**THE EXERCISE:**
Pull every line of the entries that has the word "value".

**Collection entries:**
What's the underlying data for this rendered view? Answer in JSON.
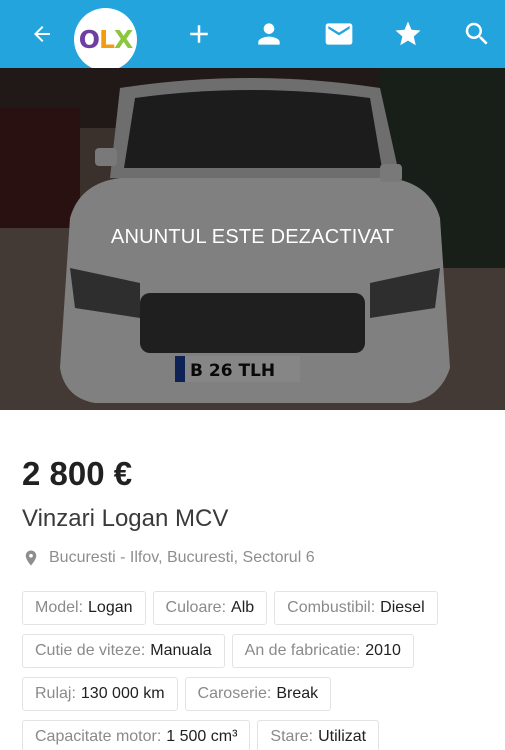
{
  "topbar": {
    "logo": {
      "o": "O",
      "l": "L",
      "x": "X"
    },
    "icons": [
      "back-arrow-icon",
      "olx-logo",
      "plus-icon",
      "user-icon",
      "mail-icon",
      "star-icon",
      "search-icon"
    ],
    "color": "#23a4dc"
  },
  "photo": {
    "overlay_text": "ANUNTUL ESTE DEZACTIVAT",
    "plate": "B 26 TLH"
  },
  "listing": {
    "price": "2 800 €",
    "title": "Vinzari Logan MCV",
    "location": "Bucuresti - Ilfov, Bucuresti, Sectorul 6"
  },
  "params": [
    [
      {
        "label": "Model:",
        "value": "Logan"
      },
      {
        "label": "Culoare:",
        "value": "Alb"
      },
      {
        "label": "Combustibil:",
        "value": "Diesel"
      }
    ],
    [
      {
        "label": "Cutie de viteze:",
        "value": "Manuala"
      },
      {
        "label": "An de fabricatie:",
        "value": "2010"
      }
    ],
    [
      {
        "label": "Rulaj:",
        "value": "130 000 km"
      },
      {
        "label": "Caroserie:",
        "value": "Break"
      }
    ],
    [
      {
        "label": "Capacitate motor:",
        "value": "1 500 cm³"
      },
      {
        "label": "Stare:",
        "value": "Utilizat"
      }
    ]
  ]
}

**COMPLETE OUTPUT:**
        "value": "Logan"
        "value": "Alb"
        "value": "Diesel"
        "value": "Manuala"
        "value": "2010"
        "value": "130 000 km"
        "value": "Break"
        "value": "1 500 cm³"
        "value": "Utilizat"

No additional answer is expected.